=== Given information ===

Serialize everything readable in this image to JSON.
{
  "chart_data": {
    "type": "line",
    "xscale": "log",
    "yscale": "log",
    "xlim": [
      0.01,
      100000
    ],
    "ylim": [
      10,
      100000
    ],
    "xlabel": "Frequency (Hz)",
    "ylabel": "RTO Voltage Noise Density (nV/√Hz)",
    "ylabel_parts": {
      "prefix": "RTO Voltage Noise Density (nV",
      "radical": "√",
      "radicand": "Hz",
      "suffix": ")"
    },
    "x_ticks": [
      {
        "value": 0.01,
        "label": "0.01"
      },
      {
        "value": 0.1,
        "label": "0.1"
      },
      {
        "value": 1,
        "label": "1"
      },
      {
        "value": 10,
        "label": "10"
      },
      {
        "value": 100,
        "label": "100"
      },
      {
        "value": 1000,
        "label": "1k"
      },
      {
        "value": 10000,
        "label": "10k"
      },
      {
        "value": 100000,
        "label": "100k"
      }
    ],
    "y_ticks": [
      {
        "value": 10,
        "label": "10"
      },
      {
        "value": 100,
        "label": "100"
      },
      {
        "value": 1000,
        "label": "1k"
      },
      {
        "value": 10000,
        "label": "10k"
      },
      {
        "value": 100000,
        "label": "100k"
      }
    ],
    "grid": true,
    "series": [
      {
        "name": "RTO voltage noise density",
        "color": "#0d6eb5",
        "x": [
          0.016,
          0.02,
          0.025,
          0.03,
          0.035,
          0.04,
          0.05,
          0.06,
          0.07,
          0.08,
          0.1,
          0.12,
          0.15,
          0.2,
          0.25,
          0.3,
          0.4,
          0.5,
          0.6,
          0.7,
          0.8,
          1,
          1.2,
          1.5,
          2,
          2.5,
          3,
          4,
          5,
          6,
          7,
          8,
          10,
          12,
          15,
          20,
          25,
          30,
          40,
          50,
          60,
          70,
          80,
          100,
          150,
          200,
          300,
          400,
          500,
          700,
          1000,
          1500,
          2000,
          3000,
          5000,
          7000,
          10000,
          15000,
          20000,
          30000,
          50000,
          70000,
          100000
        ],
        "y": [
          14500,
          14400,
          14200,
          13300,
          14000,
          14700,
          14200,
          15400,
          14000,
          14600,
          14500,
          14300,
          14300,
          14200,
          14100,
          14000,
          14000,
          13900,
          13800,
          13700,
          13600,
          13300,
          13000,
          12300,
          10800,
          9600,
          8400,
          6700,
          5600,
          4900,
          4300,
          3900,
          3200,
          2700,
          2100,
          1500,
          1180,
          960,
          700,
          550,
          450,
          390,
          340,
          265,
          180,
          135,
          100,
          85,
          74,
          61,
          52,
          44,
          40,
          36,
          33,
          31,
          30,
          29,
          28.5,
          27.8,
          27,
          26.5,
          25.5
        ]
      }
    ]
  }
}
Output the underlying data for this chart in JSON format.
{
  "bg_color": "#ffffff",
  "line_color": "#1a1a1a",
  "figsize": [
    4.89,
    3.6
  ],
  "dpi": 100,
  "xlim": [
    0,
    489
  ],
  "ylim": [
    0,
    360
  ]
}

===

§ Written request
Using the records above, please retype only the run of lines from the line holding "Output the underlying" through the last line, both ends included.

§ Solution to this exercise
Output the underlying data for this chart in JSON format.
{
  "bg_color": "#ffffff",
  "line_color": "#1a1a1a",
  "figsize": [
    4.89,
    3.6
  ],
  "dpi": 100,
  "xlim": [
    0,
    489
  ],
  "ylim": [
    0,
    360
  ]
}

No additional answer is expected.